### [Structured figure records]
====
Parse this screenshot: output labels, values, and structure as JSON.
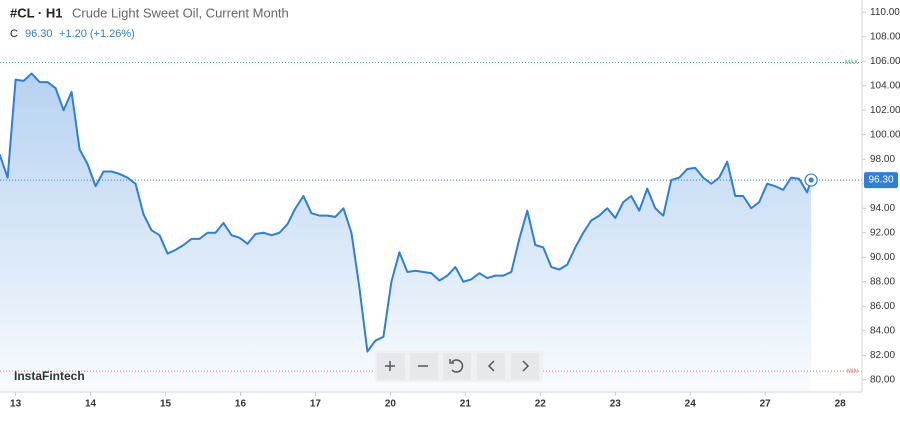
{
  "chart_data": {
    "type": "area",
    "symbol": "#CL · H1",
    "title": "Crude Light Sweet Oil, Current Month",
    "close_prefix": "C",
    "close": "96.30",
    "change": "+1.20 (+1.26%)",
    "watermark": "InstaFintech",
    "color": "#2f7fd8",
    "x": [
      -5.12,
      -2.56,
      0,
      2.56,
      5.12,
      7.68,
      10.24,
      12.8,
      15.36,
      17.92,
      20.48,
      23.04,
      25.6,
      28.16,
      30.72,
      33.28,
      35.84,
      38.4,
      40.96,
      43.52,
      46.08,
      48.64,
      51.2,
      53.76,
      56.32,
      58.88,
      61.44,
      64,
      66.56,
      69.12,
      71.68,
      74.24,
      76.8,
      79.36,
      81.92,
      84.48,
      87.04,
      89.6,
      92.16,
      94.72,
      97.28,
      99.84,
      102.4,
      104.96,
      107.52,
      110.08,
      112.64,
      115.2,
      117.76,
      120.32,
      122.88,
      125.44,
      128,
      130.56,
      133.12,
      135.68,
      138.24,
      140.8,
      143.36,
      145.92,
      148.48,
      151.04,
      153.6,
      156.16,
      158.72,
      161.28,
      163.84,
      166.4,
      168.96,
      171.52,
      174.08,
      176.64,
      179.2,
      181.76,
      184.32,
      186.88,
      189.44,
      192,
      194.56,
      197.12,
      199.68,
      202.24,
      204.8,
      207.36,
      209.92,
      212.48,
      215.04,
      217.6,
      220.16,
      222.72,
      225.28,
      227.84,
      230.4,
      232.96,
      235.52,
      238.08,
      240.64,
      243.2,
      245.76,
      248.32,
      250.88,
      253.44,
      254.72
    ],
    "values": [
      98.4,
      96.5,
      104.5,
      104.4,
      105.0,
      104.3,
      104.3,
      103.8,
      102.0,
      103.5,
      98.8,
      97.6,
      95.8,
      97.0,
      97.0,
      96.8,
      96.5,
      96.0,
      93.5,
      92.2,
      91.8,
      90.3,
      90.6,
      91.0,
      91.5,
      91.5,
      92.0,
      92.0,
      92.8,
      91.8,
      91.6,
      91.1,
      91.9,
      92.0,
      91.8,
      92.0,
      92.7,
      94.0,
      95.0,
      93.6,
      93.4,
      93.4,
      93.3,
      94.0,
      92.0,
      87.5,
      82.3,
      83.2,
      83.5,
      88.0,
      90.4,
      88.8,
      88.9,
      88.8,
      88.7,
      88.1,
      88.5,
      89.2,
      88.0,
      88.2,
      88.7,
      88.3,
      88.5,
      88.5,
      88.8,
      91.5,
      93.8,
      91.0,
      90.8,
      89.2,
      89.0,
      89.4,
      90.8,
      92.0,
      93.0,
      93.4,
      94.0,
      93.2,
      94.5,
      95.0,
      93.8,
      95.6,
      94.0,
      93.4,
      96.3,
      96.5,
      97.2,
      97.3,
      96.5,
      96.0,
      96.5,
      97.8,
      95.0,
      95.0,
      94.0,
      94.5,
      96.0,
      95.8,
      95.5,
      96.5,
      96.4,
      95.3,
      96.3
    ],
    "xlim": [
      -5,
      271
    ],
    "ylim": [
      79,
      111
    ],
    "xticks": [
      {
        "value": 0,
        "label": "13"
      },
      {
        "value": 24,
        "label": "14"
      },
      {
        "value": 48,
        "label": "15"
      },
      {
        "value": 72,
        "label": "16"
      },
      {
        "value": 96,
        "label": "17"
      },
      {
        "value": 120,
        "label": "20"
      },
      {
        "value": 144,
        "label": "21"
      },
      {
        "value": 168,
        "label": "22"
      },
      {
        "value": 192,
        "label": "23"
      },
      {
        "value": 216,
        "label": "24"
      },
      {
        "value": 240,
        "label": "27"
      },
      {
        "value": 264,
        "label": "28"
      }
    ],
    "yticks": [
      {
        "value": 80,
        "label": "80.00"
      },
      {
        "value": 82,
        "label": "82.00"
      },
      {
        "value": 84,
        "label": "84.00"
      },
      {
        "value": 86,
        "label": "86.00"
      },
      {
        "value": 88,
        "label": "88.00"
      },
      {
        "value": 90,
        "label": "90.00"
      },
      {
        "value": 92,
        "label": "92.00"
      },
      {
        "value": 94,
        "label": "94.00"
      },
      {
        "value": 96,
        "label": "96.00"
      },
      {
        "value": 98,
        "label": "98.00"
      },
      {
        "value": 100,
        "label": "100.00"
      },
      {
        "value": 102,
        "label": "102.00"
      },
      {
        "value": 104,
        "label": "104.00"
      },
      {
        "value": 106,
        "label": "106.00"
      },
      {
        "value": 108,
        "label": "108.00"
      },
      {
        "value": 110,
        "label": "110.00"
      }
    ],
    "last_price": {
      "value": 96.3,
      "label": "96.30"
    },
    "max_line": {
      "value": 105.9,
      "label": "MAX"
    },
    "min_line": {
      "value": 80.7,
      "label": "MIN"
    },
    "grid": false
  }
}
====
### [What you will do]
Show the lines of the records that include the string "values".

### [Completed exercise]
Parse this screenshot: output labels, values, and structure as JSON.
    "values": [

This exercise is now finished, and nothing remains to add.